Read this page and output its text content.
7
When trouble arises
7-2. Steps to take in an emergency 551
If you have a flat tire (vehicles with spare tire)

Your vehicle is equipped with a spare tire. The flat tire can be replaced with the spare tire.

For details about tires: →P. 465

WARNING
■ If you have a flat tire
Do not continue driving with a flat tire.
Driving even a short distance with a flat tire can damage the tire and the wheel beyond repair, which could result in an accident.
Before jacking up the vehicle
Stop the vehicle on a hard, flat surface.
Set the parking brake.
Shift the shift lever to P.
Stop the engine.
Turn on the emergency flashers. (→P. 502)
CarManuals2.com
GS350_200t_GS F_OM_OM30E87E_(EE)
+++
### Aim
From the records above, extract every line exactly as it stands.

### Complete answer
Read this page and output its text content.
7
When trouble arises
7-2. Steps to take in an emergency 551
If you have a flat tire (vehicles with spare tire)

Your vehicle is equipped with a spare tire. The flat tire can be replaced with the spare tire.

For details about tires: →P. 465

WARNING
■ If you have a flat tire
Do not continue driving with a flat tire.
Driving even a short distance with a flat tire can damage the tire and the wheel beyond repair, which could result in an accident.
Before jacking up the vehicle
Stop the vehicle on a hard, flat surface.
Set the parking brake.
Shift the shift lever to P.
Stop the engine.
Turn on the emergency flashers. (→P. 502)
CarManuals2.com
GS350_200t_GS F_OM_OM30E87E_(EE)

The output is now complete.